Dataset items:
____________________

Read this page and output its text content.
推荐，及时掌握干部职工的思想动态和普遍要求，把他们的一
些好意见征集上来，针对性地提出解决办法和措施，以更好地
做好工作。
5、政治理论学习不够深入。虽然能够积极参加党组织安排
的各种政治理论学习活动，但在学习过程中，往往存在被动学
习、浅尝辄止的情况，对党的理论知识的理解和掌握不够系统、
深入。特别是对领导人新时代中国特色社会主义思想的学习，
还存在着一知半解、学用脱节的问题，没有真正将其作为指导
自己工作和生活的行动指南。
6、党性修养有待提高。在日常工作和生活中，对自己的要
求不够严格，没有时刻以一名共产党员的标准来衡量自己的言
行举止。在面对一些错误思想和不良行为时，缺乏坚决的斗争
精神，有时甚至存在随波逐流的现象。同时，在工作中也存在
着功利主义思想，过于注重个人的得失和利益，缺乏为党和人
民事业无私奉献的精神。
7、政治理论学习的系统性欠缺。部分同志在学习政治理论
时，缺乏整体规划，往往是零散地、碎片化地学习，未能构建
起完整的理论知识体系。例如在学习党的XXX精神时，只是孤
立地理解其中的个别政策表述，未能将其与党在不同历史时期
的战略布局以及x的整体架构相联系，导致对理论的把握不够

____________________

Return the listing above in its exact form.

Output for this exercise:
Read this page and output its text content.
推荐，及时掌握干部职工的思想动态和普遍要求，把他们的一
些好意见征集上来，针对性地提出解决办法和措施，以更好地
做好工作。
5、政治理论学习不够深入。虽然能够积极参加党组织安排
的各种政治理论学习活动，但在学习过程中，往往存在被动学
习、浅尝辄止的情况，对党的理论知识的理解和掌握不够系统、
深入。特别是对领导人新时代中国特色社会主义思想的学习，
还存在着一知半解、学用脱节的问题，没有真正将其作为指导
自己工作和生活的行动指南。
6、党性修养有待提高。在日常工作和生活中，对自己的要
求不够严格，没有时刻以一名共产党员的标准来衡量自己的言
行举止。在面对一些错误思想和不良行为时，缺乏坚决的斗争
精神，有时甚至存在随波逐流的现象。同时，在工作中也存在
着功利主义思想，过于注重个人的得失和利益，缺乏为党和人
民事业无私奉献的精神。
7、政治理论学习的系统性欠缺。部分同志在学习政治理论
时，缺乏整体规划，往往是零散地、碎片化地学习，未能构建
起完整的理论知识体系。例如在学习党的XXX精神时，只是孤
立地理解其中的个别政策表述，未能将其与党在不同历史时期
的战略布局以及x的整体架构相联系，导致对理论的把握不够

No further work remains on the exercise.